▶ _Data in this exercise_:
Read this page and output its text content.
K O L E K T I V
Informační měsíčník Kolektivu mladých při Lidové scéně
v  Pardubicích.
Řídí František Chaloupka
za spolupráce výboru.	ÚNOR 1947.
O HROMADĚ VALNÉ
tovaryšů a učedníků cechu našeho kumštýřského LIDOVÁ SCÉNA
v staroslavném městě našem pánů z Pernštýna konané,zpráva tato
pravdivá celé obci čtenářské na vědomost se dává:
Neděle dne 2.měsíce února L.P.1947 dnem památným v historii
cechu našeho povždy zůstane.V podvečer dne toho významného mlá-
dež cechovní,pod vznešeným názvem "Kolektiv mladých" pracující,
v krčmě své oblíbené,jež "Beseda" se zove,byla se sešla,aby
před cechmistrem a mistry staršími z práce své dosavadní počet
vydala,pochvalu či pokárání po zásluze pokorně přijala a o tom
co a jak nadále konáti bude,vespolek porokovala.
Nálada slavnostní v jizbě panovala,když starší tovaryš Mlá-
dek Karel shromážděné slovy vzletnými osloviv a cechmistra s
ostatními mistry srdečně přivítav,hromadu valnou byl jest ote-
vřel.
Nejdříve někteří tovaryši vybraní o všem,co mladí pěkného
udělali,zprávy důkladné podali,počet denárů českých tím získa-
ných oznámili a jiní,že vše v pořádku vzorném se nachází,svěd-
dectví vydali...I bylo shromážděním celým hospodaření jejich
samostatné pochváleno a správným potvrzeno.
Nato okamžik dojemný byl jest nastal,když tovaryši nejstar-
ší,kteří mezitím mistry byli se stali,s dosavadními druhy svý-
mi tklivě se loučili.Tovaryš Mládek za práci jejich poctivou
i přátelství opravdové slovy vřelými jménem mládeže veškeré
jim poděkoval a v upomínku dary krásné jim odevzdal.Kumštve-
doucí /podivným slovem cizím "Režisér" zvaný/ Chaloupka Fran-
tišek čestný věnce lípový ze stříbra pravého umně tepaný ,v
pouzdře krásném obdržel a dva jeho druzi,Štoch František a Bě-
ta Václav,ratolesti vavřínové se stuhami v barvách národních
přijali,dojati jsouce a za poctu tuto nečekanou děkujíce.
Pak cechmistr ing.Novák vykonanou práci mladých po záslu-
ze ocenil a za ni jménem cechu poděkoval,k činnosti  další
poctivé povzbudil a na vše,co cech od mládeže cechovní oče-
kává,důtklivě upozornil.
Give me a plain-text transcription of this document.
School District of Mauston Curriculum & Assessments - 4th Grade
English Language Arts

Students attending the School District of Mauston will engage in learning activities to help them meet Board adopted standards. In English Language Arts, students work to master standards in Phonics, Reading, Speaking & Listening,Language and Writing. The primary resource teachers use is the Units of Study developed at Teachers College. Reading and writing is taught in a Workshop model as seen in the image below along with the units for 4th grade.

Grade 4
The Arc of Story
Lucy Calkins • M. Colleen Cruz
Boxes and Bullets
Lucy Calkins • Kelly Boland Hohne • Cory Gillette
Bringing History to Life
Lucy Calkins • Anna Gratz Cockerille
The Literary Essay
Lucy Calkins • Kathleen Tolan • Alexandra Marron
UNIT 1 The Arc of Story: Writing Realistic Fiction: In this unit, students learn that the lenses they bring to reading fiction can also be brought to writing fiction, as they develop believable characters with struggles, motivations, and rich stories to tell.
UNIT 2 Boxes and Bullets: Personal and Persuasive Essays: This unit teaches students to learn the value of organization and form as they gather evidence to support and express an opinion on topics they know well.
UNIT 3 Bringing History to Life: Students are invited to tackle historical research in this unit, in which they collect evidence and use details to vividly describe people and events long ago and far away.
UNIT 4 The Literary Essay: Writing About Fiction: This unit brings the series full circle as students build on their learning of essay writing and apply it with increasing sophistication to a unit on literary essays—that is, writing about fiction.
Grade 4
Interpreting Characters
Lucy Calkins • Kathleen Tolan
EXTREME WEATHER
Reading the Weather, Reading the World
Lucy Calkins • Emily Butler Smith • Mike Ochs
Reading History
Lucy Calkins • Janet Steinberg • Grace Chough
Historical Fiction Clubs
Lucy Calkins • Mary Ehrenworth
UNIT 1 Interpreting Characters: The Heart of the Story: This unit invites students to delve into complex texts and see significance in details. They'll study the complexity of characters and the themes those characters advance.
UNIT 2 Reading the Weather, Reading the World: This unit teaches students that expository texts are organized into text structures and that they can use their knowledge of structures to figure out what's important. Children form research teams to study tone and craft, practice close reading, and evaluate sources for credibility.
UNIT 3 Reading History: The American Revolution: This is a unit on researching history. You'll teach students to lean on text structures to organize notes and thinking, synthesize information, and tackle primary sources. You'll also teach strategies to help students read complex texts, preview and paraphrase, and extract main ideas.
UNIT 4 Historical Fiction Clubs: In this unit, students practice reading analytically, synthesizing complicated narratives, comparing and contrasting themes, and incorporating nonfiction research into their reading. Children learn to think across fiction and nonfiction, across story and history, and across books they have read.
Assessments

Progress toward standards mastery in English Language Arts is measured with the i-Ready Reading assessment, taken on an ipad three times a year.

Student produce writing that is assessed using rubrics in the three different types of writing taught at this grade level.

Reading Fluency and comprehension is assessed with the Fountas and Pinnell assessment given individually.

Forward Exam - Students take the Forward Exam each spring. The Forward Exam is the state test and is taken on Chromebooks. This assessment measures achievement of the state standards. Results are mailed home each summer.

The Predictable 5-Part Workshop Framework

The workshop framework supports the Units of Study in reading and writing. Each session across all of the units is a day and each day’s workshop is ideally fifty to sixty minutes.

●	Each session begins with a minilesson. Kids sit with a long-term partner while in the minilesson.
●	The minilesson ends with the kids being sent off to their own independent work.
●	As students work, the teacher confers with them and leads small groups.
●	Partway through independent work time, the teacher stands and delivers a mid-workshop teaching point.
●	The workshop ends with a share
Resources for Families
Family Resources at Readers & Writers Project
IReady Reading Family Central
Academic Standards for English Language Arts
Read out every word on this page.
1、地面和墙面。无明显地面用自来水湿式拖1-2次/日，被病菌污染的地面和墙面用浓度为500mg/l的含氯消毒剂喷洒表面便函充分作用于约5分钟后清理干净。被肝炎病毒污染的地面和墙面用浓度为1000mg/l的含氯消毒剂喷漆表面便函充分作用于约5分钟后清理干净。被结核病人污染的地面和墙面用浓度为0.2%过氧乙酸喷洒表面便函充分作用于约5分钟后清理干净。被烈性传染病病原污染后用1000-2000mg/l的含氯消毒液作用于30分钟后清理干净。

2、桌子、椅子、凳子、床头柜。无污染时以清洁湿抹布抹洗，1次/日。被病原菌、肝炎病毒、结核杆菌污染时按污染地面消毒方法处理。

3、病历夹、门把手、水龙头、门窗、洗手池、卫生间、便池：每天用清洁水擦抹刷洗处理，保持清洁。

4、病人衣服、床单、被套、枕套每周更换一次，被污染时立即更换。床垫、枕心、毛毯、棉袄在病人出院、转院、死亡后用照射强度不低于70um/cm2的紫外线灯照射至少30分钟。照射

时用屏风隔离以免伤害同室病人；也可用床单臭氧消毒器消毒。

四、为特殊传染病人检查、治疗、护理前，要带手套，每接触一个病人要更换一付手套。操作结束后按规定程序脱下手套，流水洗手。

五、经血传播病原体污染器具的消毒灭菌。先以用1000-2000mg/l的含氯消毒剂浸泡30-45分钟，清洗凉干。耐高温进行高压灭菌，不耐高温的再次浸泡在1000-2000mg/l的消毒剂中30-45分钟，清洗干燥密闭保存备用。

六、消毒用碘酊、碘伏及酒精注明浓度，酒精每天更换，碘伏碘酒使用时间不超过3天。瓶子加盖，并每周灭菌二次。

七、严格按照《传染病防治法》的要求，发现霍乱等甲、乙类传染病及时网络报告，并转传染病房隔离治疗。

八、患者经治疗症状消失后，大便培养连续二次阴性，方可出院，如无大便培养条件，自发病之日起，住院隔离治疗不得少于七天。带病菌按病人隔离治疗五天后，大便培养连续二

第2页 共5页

▶ _What is asked_: Filter the listing above for the string "Life" and copy every matching line.

▶ _Written solution_:
Bringing History to Life
UNIT 3 Bringing History to Life: Students are invited to tackle historical research in this unit, in which they collect evidence and use details to vividly describe people and events long ago and far away.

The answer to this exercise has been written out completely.